▶ **CHALLENGE**
Omit all pictures. Copy the rest of the material exactly.

-- Start of DATASET ENTRIES --

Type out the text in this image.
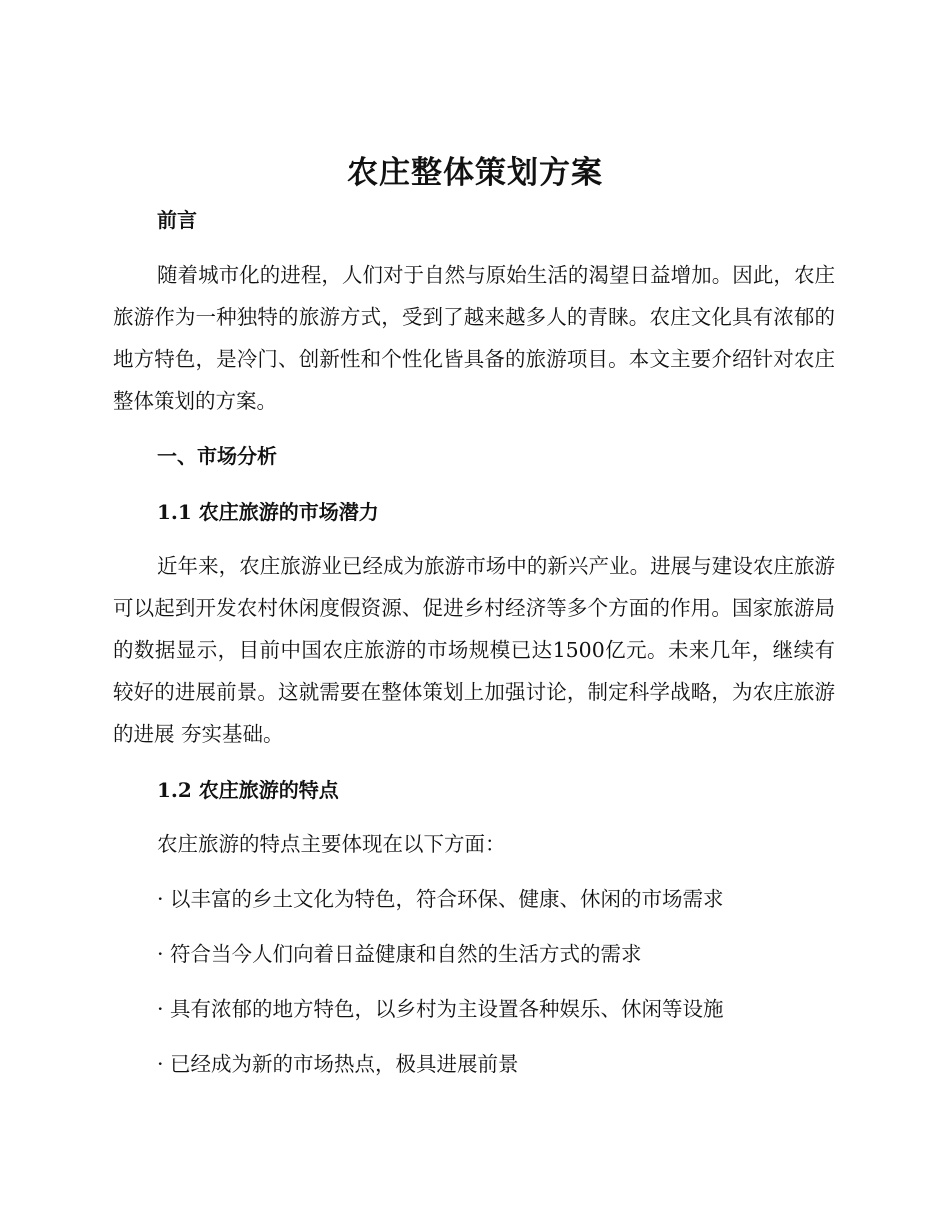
农庄整体策划方案
前言

随着城市化的进程，人们对于自然与原始生活的渴望日益增加。因此，农庄旅游作为一种独特的旅游方式，受到了越来越多人的青睐。农庄文化具有浓郁的地方特色，是冷门、创新性和个性化皆具备的旅游项目。本文主要介绍针对农庄整体策划的方案。

一、市场分析
1.1 农庄旅游的市场潜力

近年来，农庄旅游业已经成为旅游市场中的新兴产业。进展与建设农庄旅游可以起到开发农村休闲度假资源、促进乡村经济等多个方面的作用。国家旅游局的数据显示，目前中国农庄旅游的市场规模已达1500亿元。未来几年，继续有较好的进展前景。这就需要在整体策划上加强讨论，制定科学战略，为农庄旅游的进展 夯实基础。

1.2 农庄旅游的特点

农庄旅游的特点主要体现在以下方面：

· 以丰富的乡土文化为特色，符合环保、健康、休闲的市场需求

· 符合当今人们向着日益健康和自然的生活方式的需求

· 具有浓郁的地方特色，以乡村为主设置各种娱乐、休闲等设施

· 已经成为新的市场热点，极具进展前景
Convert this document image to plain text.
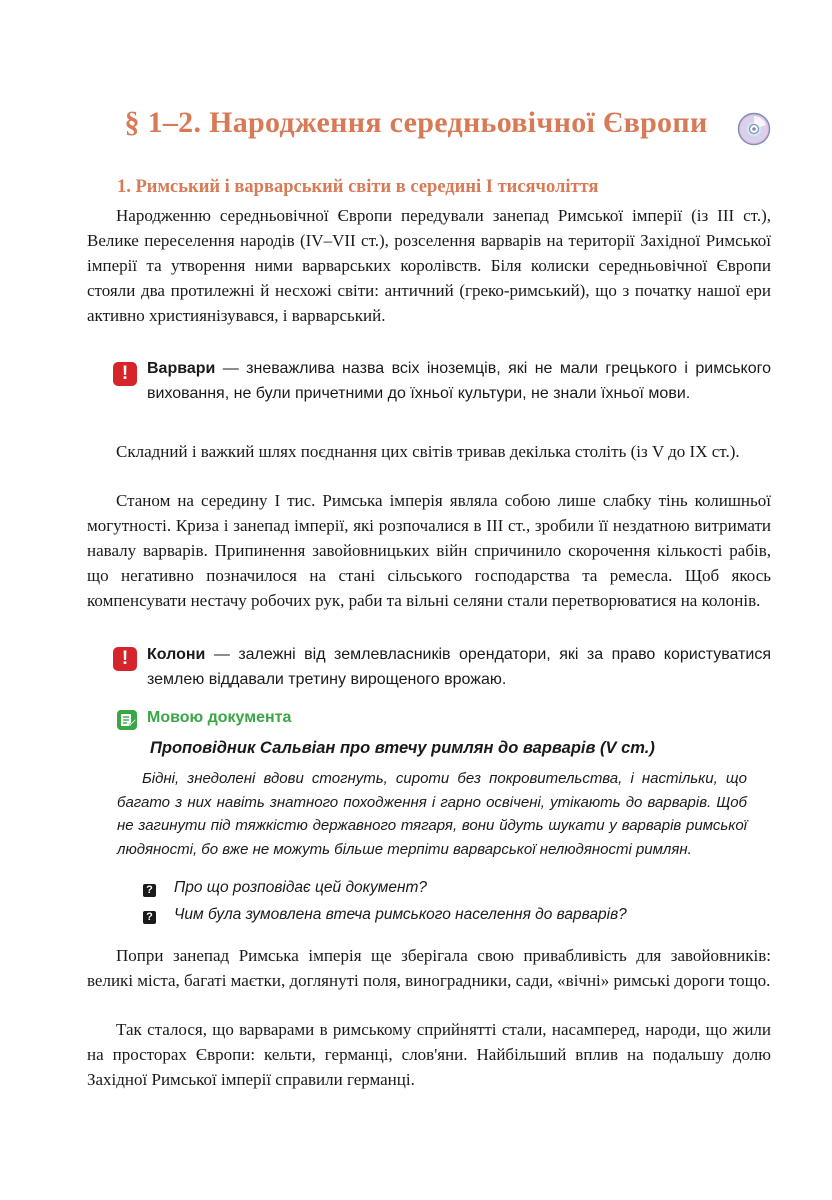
§ 1–2. Народження середньовічної Європи
1. Римський і варварський світи в середині І тисячоліття

Народженню середньовічної Європи передували занепад Римської імперії (із ІІІ ст.), Велике переселення народів (IV–VII ст.), розселення варварів на території Західної Римської імперії та утворення ними варварських королівств. Біля колиски середньовічної Європи стояли два протилежні й несхожі світи: античний (греко-римський), що з початку нашої ери активно християнізувався, і варварський.

!	Варвари — зневажлива назва всіх іноземців, які не мали грецького і римського виховання, не були причетними до їхньої культури, не знали їхньої мови.

Складний і важкий шлях поєднання цих світів тривав декілька століть (із V до IX ст.).

Станом на середину I тис. Римська імперія являла собою лише слабку тінь колишньої могутності. Криза і занепад імперії, які розпочалися в III ст., зробили її нездатною витримати навалу варварів. Припинення завойовницьких війн спричинило скорочення кількості рабів, що негативно позначилося на стані сільського господарства та ремесла. Щоб якось компенсувати нестачу робочих рук, раби та вільні селяни стали перетворюватися на колонів.

!	Колони — залежні від землевласників орендатори, які за право користуватися землею віддавали третину вирощеного врожаю.

Мовою документа
Проповідник Сальвіан про втечу римлян до варварів (V ст.)

Бідні, знедолені вдови стогнуть, сироти без покровительства, і настільки, що багато з них навіть знатного походження і гарно освічені, утікають до варварів. Щоб не загинути під тяжкістю державного тягаря, вони йдуть шукати у варварів римської людяності, бо вже не можуть більше терпіти варварської нелюдяності римлян.

? Про що розповідає цей документ?
? Чим була зумовлена втеча римського населення до варварів?

Попри занепад Римська імперія ще зберігала свою привабливість для завойовників: великі міста, багаті маєтки, доглянуті поля, виноградники, сади, «вічні» римські дороги тощо.

Так сталося, що варварами в римському сприйнятті стали, насамперед, народи, що жили на просторах Європи: кельти, германці, слов'яни. Найбільший вплив на подальшу долю Західної Римської імперії справили германці.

-- End of DATASET ENTRIES --

▶ **ANSWER TO THIS EXERCISE**
Type out the text in this image.
农庄整体策划方案
前言

随着城市化的进程，人们对于自然与原始生活的渴望日益增加。因此，农庄旅游作为一种独特的旅游方式，受到了越来越多人的青睐。农庄文化具有浓郁的地方特色，是冷门、创新性和个性化皆具备的旅游项目。本文主要介绍针对农庄整体策划的方案。

一、市场分析
1.1 农庄旅游的市场潜力

近年来，农庄旅游业已经成为旅游市场中的新兴产业。进展与建设农庄旅游可以起到开发农村休闲度假资源、促进乡村经济等多个方面的作用。国家旅游局的数据显示，目前中国农庄旅游的市场规模已达1500亿元。未来几年，继续有较好的进展前景。这就需要在整体策划上加强讨论，制定科学战略，为农庄旅游的进展 夯实基础。

1.2 农庄旅游的特点

农庄旅游的特点主要体现在以下方面：

· 以丰富的乡土文化为特色，符合环保、健康、休闲的市场需求

· 符合当今人们向着日益健康和自然的生活方式的需求

· 具有浓郁的地方特色，以乡村为主设置各种娱乐、休闲等设施

· 已经成为新的市场热点，极具进展前景
Convert this document image to plain text.
§ 1–2. Народження середньовічної Європи
1. Римський і варварський світи в середині І тисячоліття

Народженню середньовічної Європи передували занепад Римської імперії (із ІІІ ст.), Велике переселення народів (IV–VII ст.), розселення варварів на території Західної Римської імперії та утворення ними варварських королівств. Біля колиски середньовічної Європи стояли два протилежні й несхожі світи: античний (греко-римський), що з початку нашої ери активно християнізувався, і варварський.

!	Варвари — зневажлива назва всіх іноземців, які не мали грецького і римського виховання, не були причетними до їхньої культури, не знали їхньої мови.

Складний і важкий шлях поєднання цих світів тривав декілька століть (із V до IX ст.).

Станом на середину I тис. Римська імперія являла собою лише слабку тінь колишньої могутності. Криза і занепад імперії, які розпочалися в III ст., зробили її нездатною витримати навалу варварів. Припинення завойовницьких війн спричинило скорочення кількості рабів, що негативно позначилося на стані сільського господарства та ремесла. Щоб якось компенсувати нестачу робочих рук, раби та вільні селяни стали перетворюватися на колонів.

!	Колони — залежні від землевласників орендатори, які за право користуватися землею віддавали третину вирощеного врожаю.

Мовою документа
Проповідник Сальвіан про втечу римлян до варварів (V ст.)

Бідні, знедолені вдови стогнуть, сироти без покровительства, і настільки, що багато з них навіть знатного походження і гарно освічені, утікають до варварів. Щоб не загинути під тяжкістю державного тягаря, вони йдуть шукати у варварів римської людяності, бо вже не можуть більше терпіти варварської нелюдяності римлян.

? Про що розповідає цей документ?
? Чим була зумовлена втеча римського населення до варварів?

Попри занепад Римська імперія ще зберігала свою привабливість для завойовників: великі міста, багаті маєтки, доглянуті поля, виноградники, сади, «вічні» римські дороги тощо.

Так сталося, що варварами в римському сприйнятті стали, насамперед, народи, що жили на просторах Європи: кельти, германці, слов'яни. Найбільший вплив на подальшу долю Західної Римської імперії справили германці.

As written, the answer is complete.